> [Supplied records]
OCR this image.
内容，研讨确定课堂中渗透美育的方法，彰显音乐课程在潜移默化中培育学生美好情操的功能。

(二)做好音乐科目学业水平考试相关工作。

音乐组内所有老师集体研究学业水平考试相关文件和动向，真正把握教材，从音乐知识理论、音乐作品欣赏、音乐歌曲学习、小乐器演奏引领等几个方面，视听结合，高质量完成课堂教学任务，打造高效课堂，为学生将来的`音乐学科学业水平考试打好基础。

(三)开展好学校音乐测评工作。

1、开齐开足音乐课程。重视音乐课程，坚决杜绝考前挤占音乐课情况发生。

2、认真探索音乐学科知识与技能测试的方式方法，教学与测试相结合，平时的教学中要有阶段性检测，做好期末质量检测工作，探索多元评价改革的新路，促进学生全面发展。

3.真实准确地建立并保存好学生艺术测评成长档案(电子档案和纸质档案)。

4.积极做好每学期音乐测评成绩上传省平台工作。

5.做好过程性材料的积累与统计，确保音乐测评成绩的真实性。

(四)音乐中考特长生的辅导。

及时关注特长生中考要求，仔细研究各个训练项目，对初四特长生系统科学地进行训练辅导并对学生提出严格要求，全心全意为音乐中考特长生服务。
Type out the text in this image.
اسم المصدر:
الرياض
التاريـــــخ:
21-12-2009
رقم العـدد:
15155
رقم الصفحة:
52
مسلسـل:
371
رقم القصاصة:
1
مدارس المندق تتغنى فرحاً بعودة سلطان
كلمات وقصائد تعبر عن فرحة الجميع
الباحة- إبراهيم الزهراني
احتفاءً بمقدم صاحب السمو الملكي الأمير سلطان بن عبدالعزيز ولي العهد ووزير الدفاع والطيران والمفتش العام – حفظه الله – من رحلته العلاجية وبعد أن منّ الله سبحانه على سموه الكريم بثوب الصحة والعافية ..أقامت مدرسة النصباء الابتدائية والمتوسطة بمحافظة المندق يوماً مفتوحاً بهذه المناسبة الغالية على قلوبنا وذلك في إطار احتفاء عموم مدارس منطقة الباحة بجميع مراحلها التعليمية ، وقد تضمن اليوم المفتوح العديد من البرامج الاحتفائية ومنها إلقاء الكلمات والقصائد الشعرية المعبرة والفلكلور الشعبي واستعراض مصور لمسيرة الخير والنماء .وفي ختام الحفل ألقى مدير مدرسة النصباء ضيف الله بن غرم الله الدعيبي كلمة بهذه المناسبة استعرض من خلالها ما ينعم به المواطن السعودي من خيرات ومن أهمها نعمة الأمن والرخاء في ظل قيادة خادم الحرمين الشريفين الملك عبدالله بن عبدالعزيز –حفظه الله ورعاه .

> [What to do]
Pick out and copy the lines of the material that include the word "سلطان".

> [Output]
مدارس المندق تتغنى فرحاً بعودة سلطان
احتفاءً بمقدم صاحب السمو الملكي الأمير سلطان بن عبدالعزيز ولي العهد ووزير الدفاع والطيران والمفتش العام – حفظه الله – من رحلته العلاجية وبعد أن منّ الله سبحانه على سموه الكريم بثوب الصحة والعافية ..أقامت مدرسة النصباء الابتدائية والمتوسطة بمحافظة المندق يوماً مفتوحاً بهذه المناسبة الغالية على قلوبنا وذلك في إطار احتفاء عموم مدارس منطقة الباحة بجميع مراحلها التعليمية ، وقد تضمن اليوم المفتوح العديد من البرامج الاحتفائية ومنها إلقاء الكلمات والقصائد الشعرية المعبرة والفلكلور الشعبي واستعراض مصور لمسيرة الخير والنماء .وفي ختام الحفل ألقى مدير مدرسة النصباء ضيف الله بن غرم الله الدعيبي كلمة بهذه المناسبة استعرض من خلالها ما ينعم به المواطن السعودي من خيرات ومن أهمها نعمة الأمن والرخاء في ظل قيادة خادم الحرمين الشريفين الملك عبدالله بن عبدالعزيز –حفظه الله ورعاه .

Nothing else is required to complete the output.